_INSTRUCTIONS TO FOLLOW_
Pictures stay out of the copy; set down each line of the listing below exactly.

Data listing
※ ※ ※
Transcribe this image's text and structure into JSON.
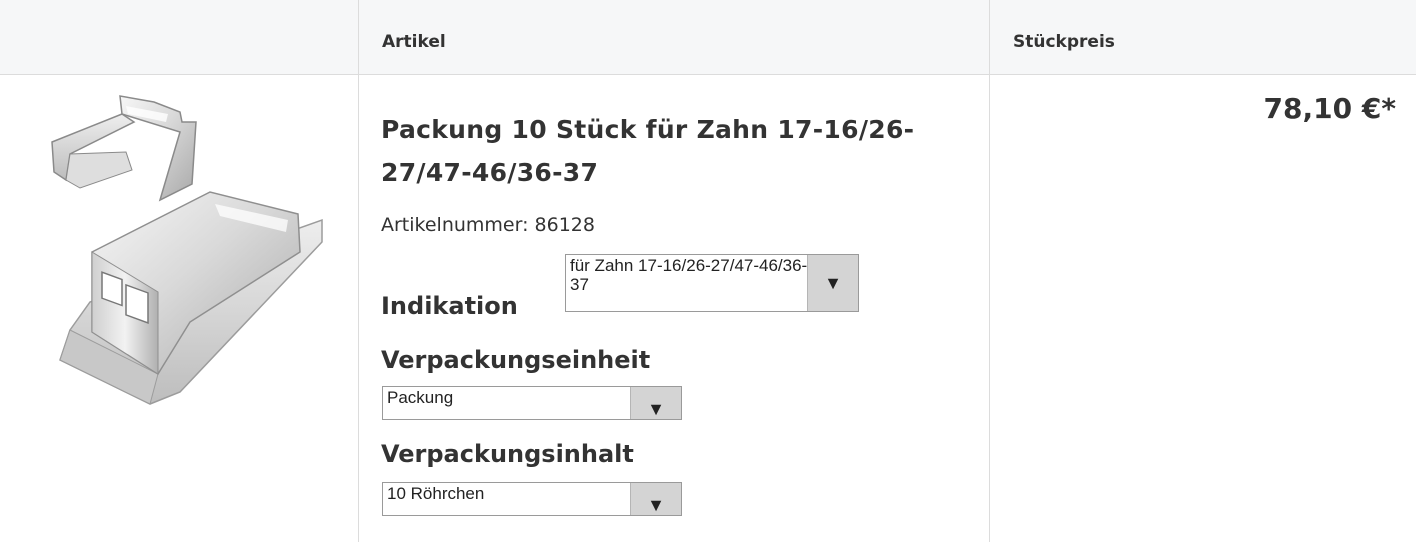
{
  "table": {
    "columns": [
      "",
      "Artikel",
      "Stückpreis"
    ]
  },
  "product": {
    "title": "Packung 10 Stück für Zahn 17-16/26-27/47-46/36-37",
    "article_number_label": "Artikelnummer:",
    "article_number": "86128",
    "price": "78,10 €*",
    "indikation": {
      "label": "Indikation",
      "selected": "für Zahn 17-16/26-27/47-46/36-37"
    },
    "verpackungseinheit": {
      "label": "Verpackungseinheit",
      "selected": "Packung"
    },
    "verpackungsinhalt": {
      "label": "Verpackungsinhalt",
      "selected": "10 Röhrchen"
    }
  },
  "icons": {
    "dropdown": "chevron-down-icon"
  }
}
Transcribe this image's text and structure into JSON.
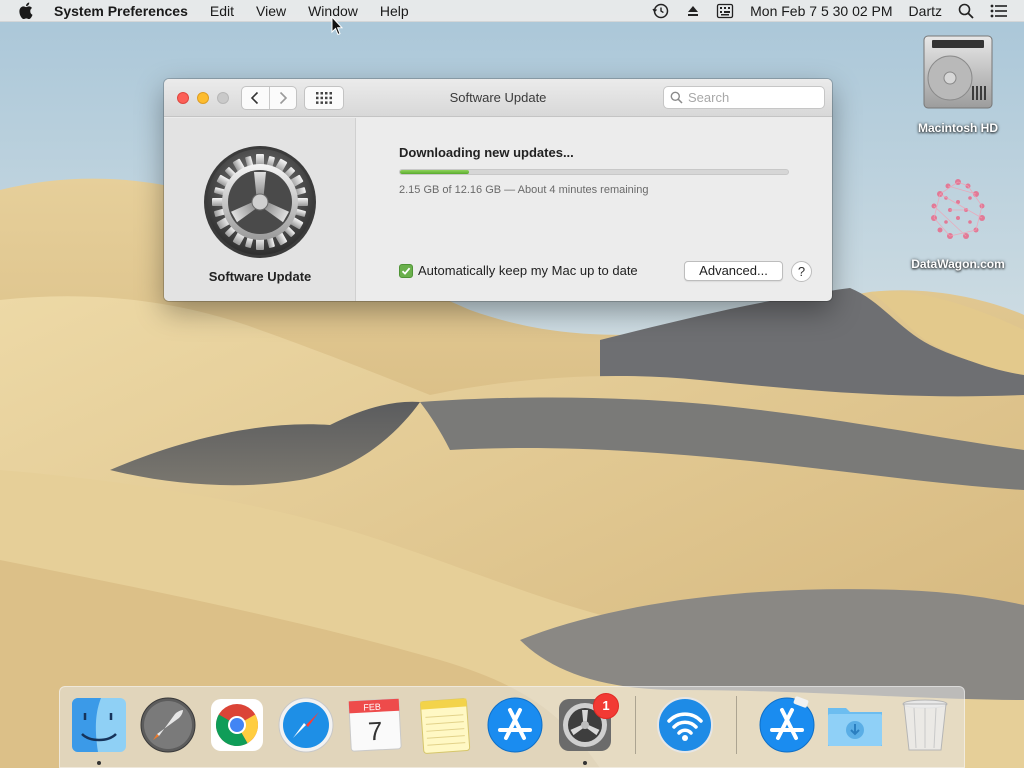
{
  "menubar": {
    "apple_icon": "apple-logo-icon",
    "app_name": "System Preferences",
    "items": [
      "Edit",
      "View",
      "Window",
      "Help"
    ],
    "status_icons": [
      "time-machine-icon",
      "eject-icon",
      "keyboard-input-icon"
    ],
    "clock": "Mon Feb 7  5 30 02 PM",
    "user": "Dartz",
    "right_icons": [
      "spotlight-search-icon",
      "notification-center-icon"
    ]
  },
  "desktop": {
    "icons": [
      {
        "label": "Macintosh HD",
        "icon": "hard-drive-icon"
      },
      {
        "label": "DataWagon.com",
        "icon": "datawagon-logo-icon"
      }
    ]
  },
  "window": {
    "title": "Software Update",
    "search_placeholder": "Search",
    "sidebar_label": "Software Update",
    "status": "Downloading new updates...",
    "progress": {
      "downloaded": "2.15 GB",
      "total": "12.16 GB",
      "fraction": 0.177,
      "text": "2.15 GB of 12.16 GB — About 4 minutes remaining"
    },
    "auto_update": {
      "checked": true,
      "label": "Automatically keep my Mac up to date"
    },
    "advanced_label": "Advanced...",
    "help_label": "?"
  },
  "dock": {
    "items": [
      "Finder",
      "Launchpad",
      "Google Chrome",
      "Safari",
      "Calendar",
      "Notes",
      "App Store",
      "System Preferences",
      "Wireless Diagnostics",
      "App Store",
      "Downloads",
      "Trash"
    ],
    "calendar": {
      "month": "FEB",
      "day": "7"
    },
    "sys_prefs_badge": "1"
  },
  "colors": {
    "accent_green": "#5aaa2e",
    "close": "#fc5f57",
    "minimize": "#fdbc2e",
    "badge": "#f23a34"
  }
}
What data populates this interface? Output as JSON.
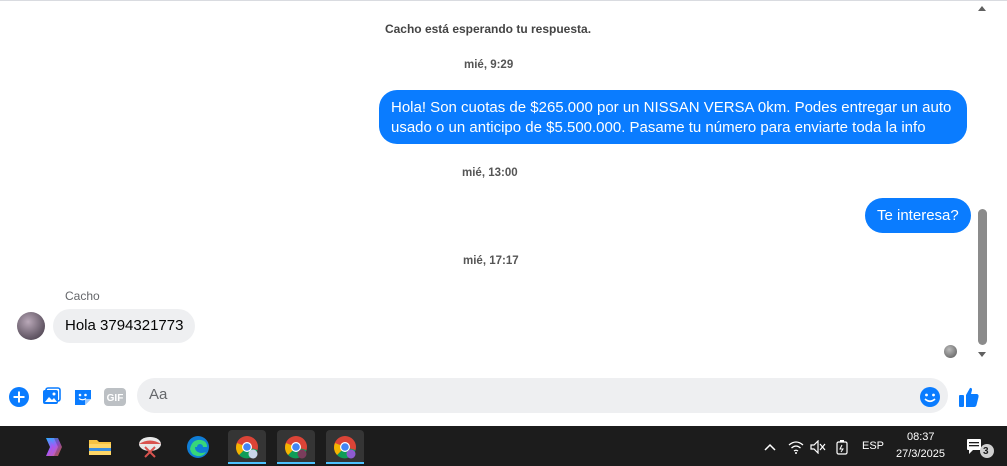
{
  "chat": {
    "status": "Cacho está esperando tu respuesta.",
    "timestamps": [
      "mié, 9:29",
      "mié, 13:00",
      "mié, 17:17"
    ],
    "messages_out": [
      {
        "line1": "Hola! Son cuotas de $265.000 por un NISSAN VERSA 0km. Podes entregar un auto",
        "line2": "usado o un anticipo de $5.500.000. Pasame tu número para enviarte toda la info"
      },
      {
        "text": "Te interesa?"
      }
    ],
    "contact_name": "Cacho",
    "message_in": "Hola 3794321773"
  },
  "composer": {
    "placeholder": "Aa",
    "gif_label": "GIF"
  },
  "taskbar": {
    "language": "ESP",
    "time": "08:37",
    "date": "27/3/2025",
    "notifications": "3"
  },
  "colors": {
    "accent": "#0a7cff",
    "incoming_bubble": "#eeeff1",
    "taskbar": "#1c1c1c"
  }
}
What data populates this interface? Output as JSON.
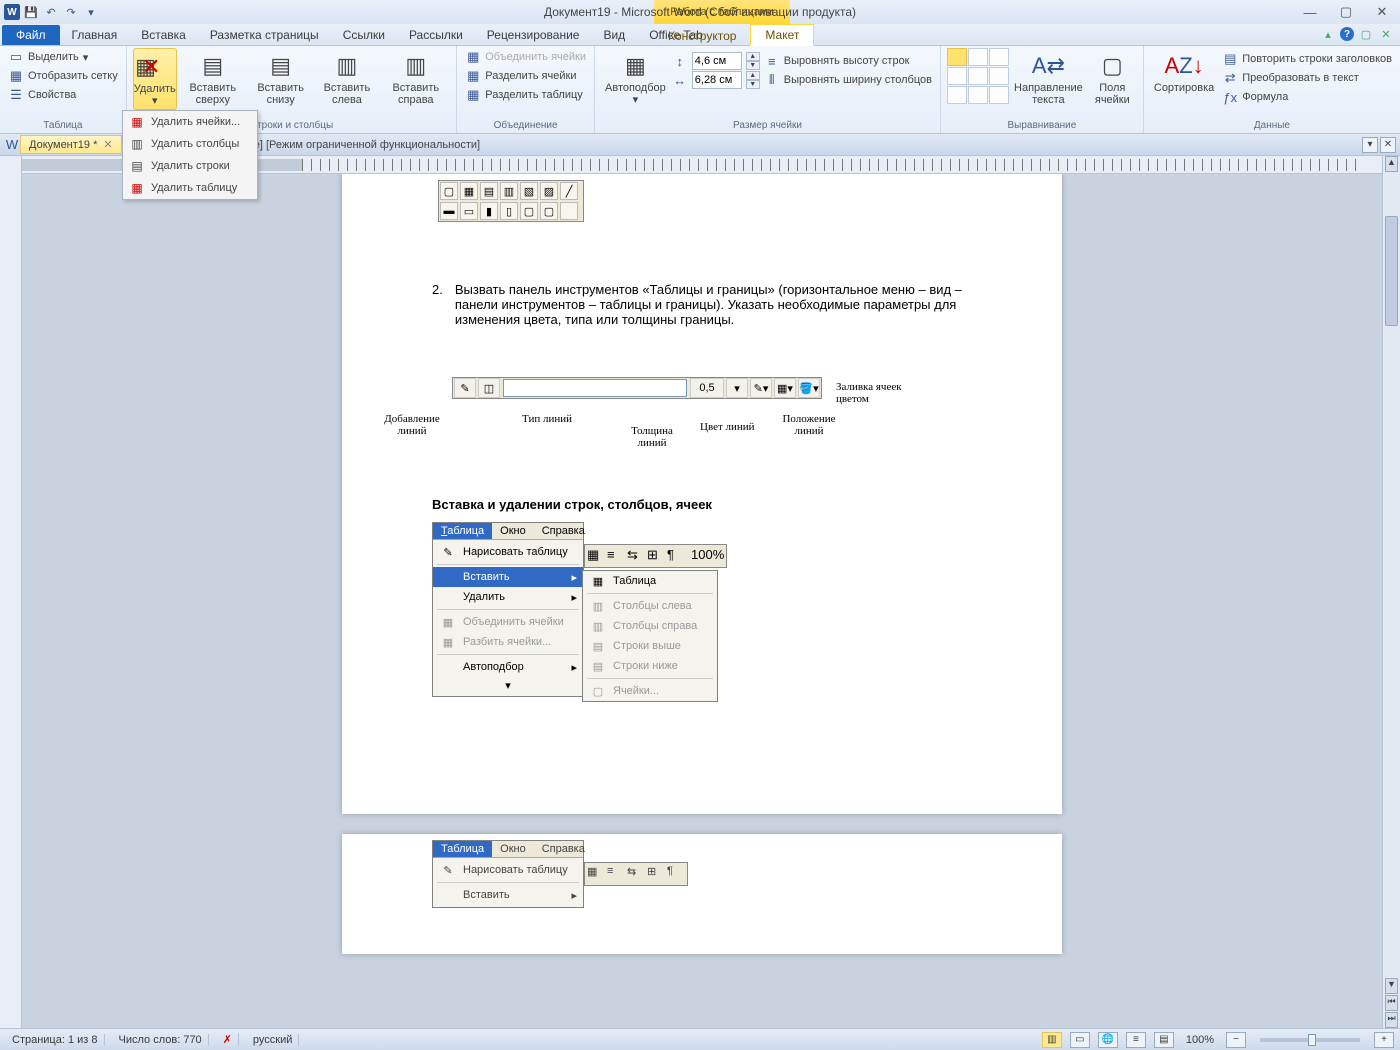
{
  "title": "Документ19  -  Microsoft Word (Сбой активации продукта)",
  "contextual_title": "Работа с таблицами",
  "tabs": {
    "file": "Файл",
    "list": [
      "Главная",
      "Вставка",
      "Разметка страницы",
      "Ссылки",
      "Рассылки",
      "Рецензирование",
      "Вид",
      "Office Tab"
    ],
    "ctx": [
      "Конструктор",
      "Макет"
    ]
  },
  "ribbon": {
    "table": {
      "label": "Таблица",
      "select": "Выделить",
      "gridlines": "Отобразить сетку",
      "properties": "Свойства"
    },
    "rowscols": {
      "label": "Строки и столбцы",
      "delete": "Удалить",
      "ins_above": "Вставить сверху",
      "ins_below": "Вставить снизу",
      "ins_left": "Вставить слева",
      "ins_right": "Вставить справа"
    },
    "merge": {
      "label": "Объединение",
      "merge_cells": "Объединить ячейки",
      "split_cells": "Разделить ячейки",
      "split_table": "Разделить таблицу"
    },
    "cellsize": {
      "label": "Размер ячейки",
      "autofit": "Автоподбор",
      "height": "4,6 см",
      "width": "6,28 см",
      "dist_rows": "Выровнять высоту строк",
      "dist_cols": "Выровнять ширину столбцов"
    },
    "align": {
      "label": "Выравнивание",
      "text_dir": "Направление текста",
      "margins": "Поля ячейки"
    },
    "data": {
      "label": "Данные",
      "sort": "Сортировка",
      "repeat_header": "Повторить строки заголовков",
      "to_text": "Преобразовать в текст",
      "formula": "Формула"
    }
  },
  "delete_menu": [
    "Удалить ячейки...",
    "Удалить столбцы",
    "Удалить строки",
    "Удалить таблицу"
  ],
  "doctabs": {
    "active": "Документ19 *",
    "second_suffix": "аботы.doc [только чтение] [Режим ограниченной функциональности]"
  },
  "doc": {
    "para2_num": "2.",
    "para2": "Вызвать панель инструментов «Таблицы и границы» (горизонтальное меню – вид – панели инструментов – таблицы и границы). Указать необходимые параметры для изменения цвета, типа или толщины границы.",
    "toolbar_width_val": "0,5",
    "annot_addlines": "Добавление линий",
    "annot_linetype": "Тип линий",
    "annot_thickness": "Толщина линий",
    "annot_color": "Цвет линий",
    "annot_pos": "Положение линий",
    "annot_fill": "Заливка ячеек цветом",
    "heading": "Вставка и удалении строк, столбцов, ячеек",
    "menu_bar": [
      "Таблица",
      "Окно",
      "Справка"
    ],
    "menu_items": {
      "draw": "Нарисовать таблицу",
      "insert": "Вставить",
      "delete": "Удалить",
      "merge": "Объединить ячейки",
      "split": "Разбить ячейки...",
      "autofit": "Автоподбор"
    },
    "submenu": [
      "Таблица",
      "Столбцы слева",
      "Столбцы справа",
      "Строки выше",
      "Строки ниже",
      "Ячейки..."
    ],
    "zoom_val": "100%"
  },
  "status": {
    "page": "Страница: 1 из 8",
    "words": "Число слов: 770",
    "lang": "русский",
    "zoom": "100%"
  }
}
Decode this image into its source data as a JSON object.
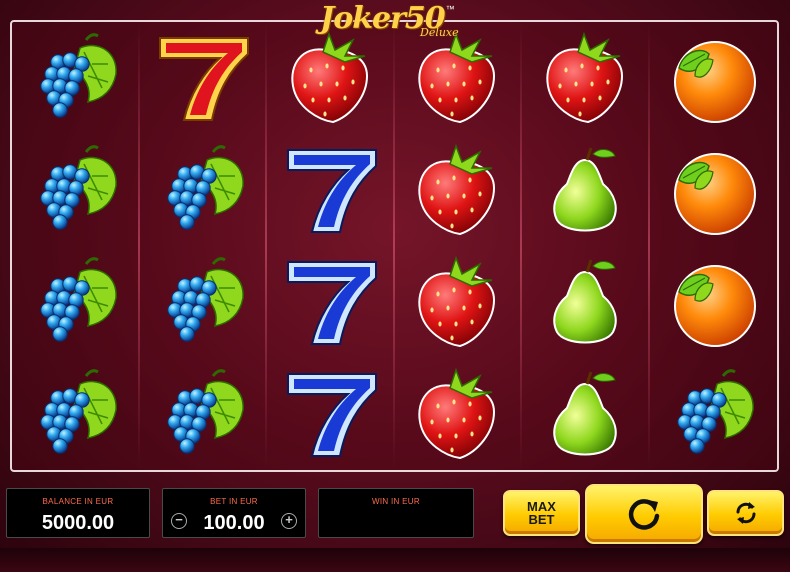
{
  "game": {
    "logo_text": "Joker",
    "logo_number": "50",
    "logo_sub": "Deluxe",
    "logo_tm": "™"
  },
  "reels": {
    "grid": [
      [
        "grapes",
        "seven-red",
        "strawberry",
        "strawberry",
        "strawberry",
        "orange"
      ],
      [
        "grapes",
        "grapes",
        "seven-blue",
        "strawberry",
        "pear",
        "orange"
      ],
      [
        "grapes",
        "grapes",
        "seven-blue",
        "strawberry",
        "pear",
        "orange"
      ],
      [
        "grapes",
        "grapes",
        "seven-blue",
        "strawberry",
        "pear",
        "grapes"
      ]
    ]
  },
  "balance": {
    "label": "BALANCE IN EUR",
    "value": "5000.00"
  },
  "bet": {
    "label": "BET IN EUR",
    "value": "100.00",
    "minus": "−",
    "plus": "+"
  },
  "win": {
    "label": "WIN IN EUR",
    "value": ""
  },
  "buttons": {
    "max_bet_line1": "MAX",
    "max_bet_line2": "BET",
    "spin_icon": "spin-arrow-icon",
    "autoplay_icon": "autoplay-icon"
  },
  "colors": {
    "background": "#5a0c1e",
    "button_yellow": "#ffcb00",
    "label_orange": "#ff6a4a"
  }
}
※ ※ ※
_EXERCISE ANSWER_
Transcribe this image's text and structure into JSON.
{
  "table": {
    "columns": [
      "",
      "Artikel",
      "Stückpreis"
    ]
  },
  "product": {
    "title": "Packung 10 Stück für Zahn 17-16/26-27/47-46/36-37",
    "article_number_label": "Artikelnummer:",
    "article_number": "86128",
    "price": "78,10 €*",
    "indikation": {
      "label": "Indikation",
      "selected": "für Zahn 17-16/26-27/47-46/36-37"
    },
    "verpackungseinheit": {
      "label": "Verpackungseinheit",
      "selected": "Packung"
    },
    "verpackungsinhalt": {
      "label": "Verpackungsinhalt",
      "selected": "10 Röhrchen"
    }
  },
  "icons": {
    "dropdown": "chevron-down-icon"
  }
}
Transcribe this image's text and structure into JSON.
{
  "menubar": {
    "apple_icon": "apple-logo-icon",
    "app_name": "System Preferences",
    "items": [
      "Edit",
      "View",
      "Window",
      "Help"
    ],
    "status_icons": [
      "time-machine-icon",
      "eject-icon",
      "keyboard-input-icon"
    ],
    "clock": "Mon Feb 7  5 30 02 PM",
    "user": "Dartz",
    "right_icons": [
      "spotlight-search-icon",
      "notification-center-icon"
    ]
  },
  "desktop": {
    "icons": [
      {
        "label": "Macintosh HD",
        "icon": "hard-drive-icon"
      },
      {
        "label": "DataWagon.com",
        "icon": "datawagon-logo-icon"
      }
    ]
  },
  "window": {
    "title": "Software Update",
    "search_placeholder": "Search",
    "sidebar_label": "Software Update",
    "status": "Downloading new updates...",
    "progress": {
      "downloaded": "2.15 GB",
      "total": "12.16 GB",
      "fraction": 0.177,
      "text": "2.15 GB of 12.16 GB — About 4 minutes remaining"
    },
    "auto_update": {
      "checked": true,
      "label": "Automatically keep my Mac up to date"
    },
    "advanced_label": "Advanced...",
    "help_label": "?"
  },
  "dock": {
    "items": [
      "Finder",
      "Launchpad",
      "Google Chrome",
      "Safari",
      "Calendar",
      "Notes",
      "App Store",
      "System Preferences",
      "Wireless Diagnostics",
      "App Store",
      "Downloads",
      "Trash"
    ],
    "calendar": {
      "month": "FEB",
      "day": "7"
    },
    "sys_prefs_badge": "1"
  },
  "colors": {
    "accent_green": "#5aaa2e",
    "close": "#fc5f57",
    "minimize": "#fdbc2e",
    "badge": "#f23a34"
  }
}
What data populates this interface? Output as JSON.
{
  "chat": {
    "status": "Cacho está esperando tu respuesta.",
    "timestamps": [
      "mié, 9:29",
      "mié, 13:00",
      "mié, 17:17"
    ],
    "messages_out": [
      {
        "line1": "Hola! Son cuotas de $265.000 por un NISSAN VERSA 0km. Podes entregar un auto",
        "line2": "usado o un anticipo de $5.500.000. Pasame tu número para enviarte toda la info"
      },
      {
        "text": "Te interesa?"
      }
    ],
    "contact_name": "Cacho",
    "message_in": "Hola 3794321773"
  },
  "composer": {
    "placeholder": "Aa",
    "gif_label": "GIF"
  },
  "taskbar": {
    "language": "ESP",
    "time": "08:37",
    "date": "27/3/2025",
    "notifications": "3"
  },
  "colors": {
    "accent": "#0a7cff",
    "incoming_bubble": "#eeeff1",
    "taskbar": "#1c1c1c"
  }
}
What data populates this interface? Output as JSON.
{
  "title": "Документ19  -  Microsoft Word (Сбой активации продукта)",
  "contextual_title": "Работа с таблицами",
  "tabs": {
    "file": "Файл",
    "list": [
      "Главная",
      "Вставка",
      "Разметка страницы",
      "Ссылки",
      "Рассылки",
      "Рецензирование",
      "Вид",
      "Office Tab"
    ],
    "ctx": [
      "Конструктор",
      "Макет"
    ]
  },
  "ribbon": {
    "table": {
      "label": "Таблица",
      "select": "Выделить",
      "gridlines": "Отобразить сетку",
      "properties": "Свойства"
    },
    "rowscols": {
      "label": "Строки и столбцы",
      "delete": "Удалить",
      "ins_above": "Вставить сверху",
      "ins_below": "Вставить снизу",
      "ins_left": "Вставить слева",
      "ins_right": "Вставить справа"
    },
    "merge": {
      "label": "Объединение",
      "merge_cells": "Объединить ячейки",
      "split_cells": "Разделить ячейки",
      "split_table": "Разделить таблицу"
    },
    "cellsize": {
      "label": "Размер ячейки",
      "autofit": "Автоподбор",
      "height": "4,6 см",
      "width": "6,28 см",
      "dist_rows": "Выровнять высоту строк",
      "dist_cols": "Выровнять ширину столбцов"
    },
    "align": {
      "label": "Выравнивание",
      "text_dir": "Направление текста",
      "margins": "Поля ячейки"
    },
    "data": {
      "label": "Данные",
      "sort": "Сортировка",
      "repeat_header": "Повторить строки заголовков",
      "to_text": "Преобразовать в текст",
      "formula": "Формула"
    }
  },
  "delete_menu": [
    "Удалить ячейки...",
    "Удалить столбцы",
    "Удалить строки",
    "Удалить таблицу"
  ],
  "doctabs": {
    "active": "Документ19 *",
    "second_suffix": "аботы.doc [только чтение] [Режим ограниченной функциональности]"
  },
  "doc": {
    "para2_num": "2.",
    "para2": "Вызвать панель инструментов «Таблицы и границы» (горизонтальное меню – вид – панели инструментов – таблицы и границы). Указать необходимые параметры для изменения цвета, типа или толщины границы.",
    "toolbar_width_val": "0,5",
    "annot_addlines": "Добавление линий",
    "annot_linetype": "Тип линий",
    "annot_thickness": "Толщина линий",
    "annot_color": "Цвет линий",
    "annot_pos": "Положение линий",
    "annot_fill": "Заливка ячеек цветом",
    "heading": "Вставка и удалении строк, столбцов, ячеек",
    "menu_bar": [
      "Таблица",
      "Окно",
      "Справка"
    ],
    "menu_items": {
      "draw": "Нарисовать таблицу",
      "insert": "Вставить",
      "delete": "Удалить",
      "merge": "Объединить ячейки",
      "split": "Разбить ячейки...",
      "autofit": "Автоподбор"
    },
    "submenu": [
      "Таблица",
      "Столбцы слева",
      "Столбцы справа",
      "Строки выше",
      "Строки ниже",
      "Ячейки..."
    ],
    "zoom_val": "100%"
  },
  "status": {
    "page": "Страница: 1 из 8",
    "words": "Число слов: 770",
    "lang": "русский",
    "zoom": "100%"
  }
}
Decode this image into its source data as a JSON object.
{
  "game": {
    "logo_text": "Joker",
    "logo_number": "50",
    "logo_sub": "Deluxe",
    "logo_tm": "™"
  },
  "reels": {
    "grid": [
      [
        "grapes",
        "seven-red",
        "strawberry",
        "strawberry",
        "strawberry",
        "orange"
      ],
      [
        "grapes",
        "grapes",
        "seven-blue",
        "strawberry",
        "pear",
        "orange"
      ],
      [
        "grapes",
        "grapes",
        "seven-blue",
        "strawberry",
        "pear",
        "orange"
      ],
      [
        "grapes",
        "grapes",
        "seven-blue",
        "strawberry",
        "pear",
        "grapes"
      ]
    ]
  },
  "balance": {
    "label": "BALANCE IN EUR",
    "value": "5000.00"
  },
  "bet": {
    "label": "BET IN EUR",
    "value": "100.00",
    "minus": "−",
    "plus": "+"
  },
  "win": {
    "label": "WIN IN EUR",
    "value": ""
  },
  "buttons": {
    "max_bet_line1": "MAX",
    "max_bet_line2": "BET",
    "spin_icon": "spin-arrow-icon",
    "autoplay_icon": "autoplay-icon"
  },
  "colors": {
    "background": "#5a0c1e",
    "button_yellow": "#ffcb00",
    "label_orange": "#ff6a4a"
  }
}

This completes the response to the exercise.